### What is being asked
Exactly reproduce each line of the listing that follows.

Items listed in a dataset
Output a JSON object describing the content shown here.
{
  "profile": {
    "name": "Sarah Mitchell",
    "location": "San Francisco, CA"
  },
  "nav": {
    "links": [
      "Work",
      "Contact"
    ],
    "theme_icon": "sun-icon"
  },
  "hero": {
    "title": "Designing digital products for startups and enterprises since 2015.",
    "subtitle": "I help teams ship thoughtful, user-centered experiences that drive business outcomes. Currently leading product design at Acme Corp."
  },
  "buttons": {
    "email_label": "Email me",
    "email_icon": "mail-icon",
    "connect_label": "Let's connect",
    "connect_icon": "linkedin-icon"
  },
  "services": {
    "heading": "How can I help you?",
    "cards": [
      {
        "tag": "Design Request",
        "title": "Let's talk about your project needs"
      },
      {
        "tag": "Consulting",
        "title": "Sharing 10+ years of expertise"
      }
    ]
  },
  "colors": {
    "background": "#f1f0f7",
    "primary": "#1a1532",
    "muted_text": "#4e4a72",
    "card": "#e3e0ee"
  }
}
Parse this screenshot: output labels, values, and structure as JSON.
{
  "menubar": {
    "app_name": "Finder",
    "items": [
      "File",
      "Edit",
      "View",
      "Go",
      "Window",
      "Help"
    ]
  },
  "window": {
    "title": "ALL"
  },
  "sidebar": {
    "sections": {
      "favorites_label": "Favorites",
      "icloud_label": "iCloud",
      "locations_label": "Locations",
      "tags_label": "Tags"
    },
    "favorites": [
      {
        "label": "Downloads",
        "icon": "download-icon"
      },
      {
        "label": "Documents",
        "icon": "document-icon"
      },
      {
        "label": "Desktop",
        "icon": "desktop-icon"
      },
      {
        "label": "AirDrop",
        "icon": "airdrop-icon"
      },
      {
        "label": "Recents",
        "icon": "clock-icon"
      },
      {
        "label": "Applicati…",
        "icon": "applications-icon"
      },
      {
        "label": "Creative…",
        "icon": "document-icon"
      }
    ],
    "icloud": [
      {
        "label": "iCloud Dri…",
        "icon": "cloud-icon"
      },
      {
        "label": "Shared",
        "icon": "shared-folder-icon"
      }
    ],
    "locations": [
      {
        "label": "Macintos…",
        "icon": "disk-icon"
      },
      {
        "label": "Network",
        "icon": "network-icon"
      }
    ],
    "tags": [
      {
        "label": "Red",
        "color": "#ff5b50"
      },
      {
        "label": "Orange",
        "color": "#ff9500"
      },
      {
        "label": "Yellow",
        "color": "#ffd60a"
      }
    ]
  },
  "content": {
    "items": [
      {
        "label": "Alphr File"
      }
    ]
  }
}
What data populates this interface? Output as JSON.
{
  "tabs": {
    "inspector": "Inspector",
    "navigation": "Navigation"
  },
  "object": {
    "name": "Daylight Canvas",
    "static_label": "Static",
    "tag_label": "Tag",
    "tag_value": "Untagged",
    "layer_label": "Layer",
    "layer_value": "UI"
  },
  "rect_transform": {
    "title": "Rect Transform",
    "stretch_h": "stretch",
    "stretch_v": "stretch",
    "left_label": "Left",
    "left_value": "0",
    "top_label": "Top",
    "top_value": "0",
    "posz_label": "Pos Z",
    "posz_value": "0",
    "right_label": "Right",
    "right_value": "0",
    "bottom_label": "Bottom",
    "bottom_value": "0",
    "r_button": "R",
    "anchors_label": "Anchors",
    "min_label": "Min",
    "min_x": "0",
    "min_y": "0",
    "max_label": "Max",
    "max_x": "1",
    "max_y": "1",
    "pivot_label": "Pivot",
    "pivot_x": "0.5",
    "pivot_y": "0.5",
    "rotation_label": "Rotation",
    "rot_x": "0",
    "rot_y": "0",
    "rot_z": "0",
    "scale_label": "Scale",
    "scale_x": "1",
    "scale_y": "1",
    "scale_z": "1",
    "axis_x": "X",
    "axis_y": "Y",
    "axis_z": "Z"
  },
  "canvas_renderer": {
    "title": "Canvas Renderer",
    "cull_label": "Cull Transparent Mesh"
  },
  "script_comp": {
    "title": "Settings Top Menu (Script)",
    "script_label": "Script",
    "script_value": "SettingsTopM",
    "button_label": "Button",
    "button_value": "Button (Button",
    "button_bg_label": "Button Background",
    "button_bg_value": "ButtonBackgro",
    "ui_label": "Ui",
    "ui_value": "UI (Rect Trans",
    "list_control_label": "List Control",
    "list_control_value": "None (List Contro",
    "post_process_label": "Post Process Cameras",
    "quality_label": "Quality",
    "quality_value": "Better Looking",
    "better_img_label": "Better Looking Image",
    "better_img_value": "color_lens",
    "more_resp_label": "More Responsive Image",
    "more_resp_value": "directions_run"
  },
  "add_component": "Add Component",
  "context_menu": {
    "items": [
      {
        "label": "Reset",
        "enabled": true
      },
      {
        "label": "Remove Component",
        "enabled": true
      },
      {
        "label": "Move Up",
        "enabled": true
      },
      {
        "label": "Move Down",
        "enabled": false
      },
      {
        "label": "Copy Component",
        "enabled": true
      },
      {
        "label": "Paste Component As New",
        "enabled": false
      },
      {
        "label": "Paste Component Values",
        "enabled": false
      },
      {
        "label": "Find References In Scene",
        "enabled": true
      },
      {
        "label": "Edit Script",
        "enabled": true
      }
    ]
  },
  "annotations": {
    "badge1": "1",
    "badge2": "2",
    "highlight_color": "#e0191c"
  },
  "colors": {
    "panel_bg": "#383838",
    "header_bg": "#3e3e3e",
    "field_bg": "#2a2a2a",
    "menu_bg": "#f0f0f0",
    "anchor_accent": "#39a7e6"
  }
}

### Answer
Output a JSON object describing the content shown here.
{
  "profile": {
    "name": "Sarah Mitchell",
    "location": "San Francisco, CA"
  },
  "nav": {
    "links": [
      "Work",
      "Contact"
    ],
    "theme_icon": "sun-icon"
  },
  "hero": {
    "title": "Designing digital products for startups and enterprises since 2015.",
    "subtitle": "I help teams ship thoughtful, user-centered experiences that drive business outcomes. Currently leading product design at Acme Corp."
  },
  "buttons": {
    "email_label": "Email me",
    "email_icon": "mail-icon",
    "connect_label": "Let's connect",
    "connect_icon": "linkedin-icon"
  },
  "services": {
    "heading": "How can I help you?",
    "cards": [
      {
        "tag": "Design Request",
        "title": "Let's talk about your project needs"
      },
      {
        "tag": "Consulting",
        "title": "Sharing 10+ years of expertise"
      }
    ]
  },
  "colors": {
    "background": "#f1f0f7",
    "primary": "#1a1532",
    "muted_text": "#4e4a72",
    "card": "#e3e0ee"
  }
}
Parse this screenshot: output labels, values, and structure as JSON.
{
  "menubar": {
    "app_name": "Finder",
    "items": [
      "File",
      "Edit",
      "View",
      "Go",
      "Window",
      "Help"
    ]
  },
  "window": {
    "title": "ALL"
  },
  "sidebar": {
    "sections": {
      "favorites_label": "Favorites",
      "icloud_label": "iCloud",
      "locations_label": "Locations",
      "tags_label": "Tags"
    },
    "favorites": [
      {
        "label": "Downloads",
        "icon": "download-icon"
      },
      {
        "label": "Documents",
        "icon": "document-icon"
      },
      {
        "label": "Desktop",
        "icon": "desktop-icon"
      },
      {
        "label": "AirDrop",
        "icon": "airdrop-icon"
      },
      {
        "label": "Recents",
        "icon": "clock-icon"
      },
      {
        "label": "Applicati…",
        "icon": "applications-icon"
      },
      {
        "label": "Creative…",
        "icon": "document-icon"
      }
    ],
    "icloud": [
      {
        "label": "iCloud Dri…",
        "icon": "cloud-icon"
      },
      {
        "label": "Shared",
        "icon": "shared-folder-icon"
      }
    ],
    "locations": [
      {
        "label": "Macintos…",
        "icon": "disk-icon"
      },
      {
        "label": "Network",
        "icon": "network-icon"
      }
    ],
    "tags": [
      {
        "label": "Red",
        "color": "#ff5b50"
      },
      {
        "label": "Orange",
        "color": "#ff9500"
      },
      {
        "label": "Yellow",
        "color": "#ffd60a"
      }
    ]
  },
  "content": {
    "items": [
      {
        "label": "Alphr File"
      }
    ]
  }
}
What data populates this interface? Output as JSON.
{
  "tabs": {
    "inspector": "Inspector",
    "navigation": "Navigation"
  },
  "object": {
    "name": "Daylight Canvas",
    "static_label": "Static",
    "tag_label": "Tag",
    "tag_value": "Untagged",
    "layer_label": "Layer",
    "layer_value": "UI"
  },
  "rect_transform": {
    "title": "Rect Transform",
    "stretch_h": "stretch",
    "stretch_v": "stretch",
    "left_label": "Left",
    "left_value": "0",
    "top_label": "Top",
    "top_value": "0",
    "posz_label": "Pos Z",
    "posz_value": "0",
    "right_label": "Right",
    "right_value": "0",
    "bottom_label": "Bottom",
    "bottom_value": "0",
    "r_button": "R",
    "anchors_label": "Anchors",
    "min_label": "Min",
    "min_x": "0",
    "min_y": "0",
    "max_label": "Max",
    "max_x": "1",
    "max_y": "1",
    "pivot_label": "Pivot",
    "pivot_x": "0.5",
    "pivot_y": "0.5",
    "rotation_label": "Rotation",
    "rot_x": "0",
    "rot_y": "0",
    "rot_z": "0",
    "scale_label": "Scale",
    "scale_x": "1",
    "scale_y": "1",
    "scale_z": "1",
    "axis_x": "X",
    "axis_y": "Y",
    "axis_z": "Z"
  },
  "canvas_renderer": {
    "title": "Canvas Renderer",
    "cull_label": "Cull Transparent Mesh"
  },
  "script_comp": {
    "title": "Settings Top Menu (Script)",
    "script_label": "Script",
    "script_value": "SettingsTopM",
    "button_label": "Button",
    "button_value": "Button (Button",
    "button_bg_label": "Button Background",
    "button_bg_value": "ButtonBackgro",
    "ui_label": "Ui",
    "ui_value": "UI (Rect Trans",
    "list_control_label": "List Control",
    "list_control_value": "None (List Contro",
    "post_process_label": "Post Process Cameras",
    "quality_label": "Quality",
    "quality_value": "Better Looking",
    "better_img_label": "Better Looking Image",
    "better_img_value": "color_lens",
    "more_resp_label": "More Responsive Image",
    "more_resp_value": "directions_run"
  },
  "add_component": "Add Component",
  "context_menu": {
    "items": [
      {
        "label": "Reset",
        "enabled": true
      },
      {
        "label": "Remove Component",
        "enabled": true
      },
      {
        "label": "Move Up",
        "enabled": true
      },
      {
        "label": "Move Down",
        "enabled": false
      },
      {
        "label": "Copy Component",
        "enabled": true
      },
      {
        "label": "Paste Component As New",
        "enabled": false
      },
      {
        "label": "Paste Component Values",
        "enabled": false
      },
      {
        "label": "Find References In Scene",
        "enabled": true
      },
      {
        "label": "Edit Script",
        "enabled": true
      }
    ]
  },
  "annotations": {
    "badge1": "1",
    "badge2": "2",
    "highlight_color": "#e0191c"
  },
  "colors": {
    "panel_bg": "#383838",
    "header_bg": "#3e3e3e",
    "field_bg": "#2a2a2a",
    "menu_bg": "#f0f0f0",
    "anchor_accent": "#39a7e6"
  }
}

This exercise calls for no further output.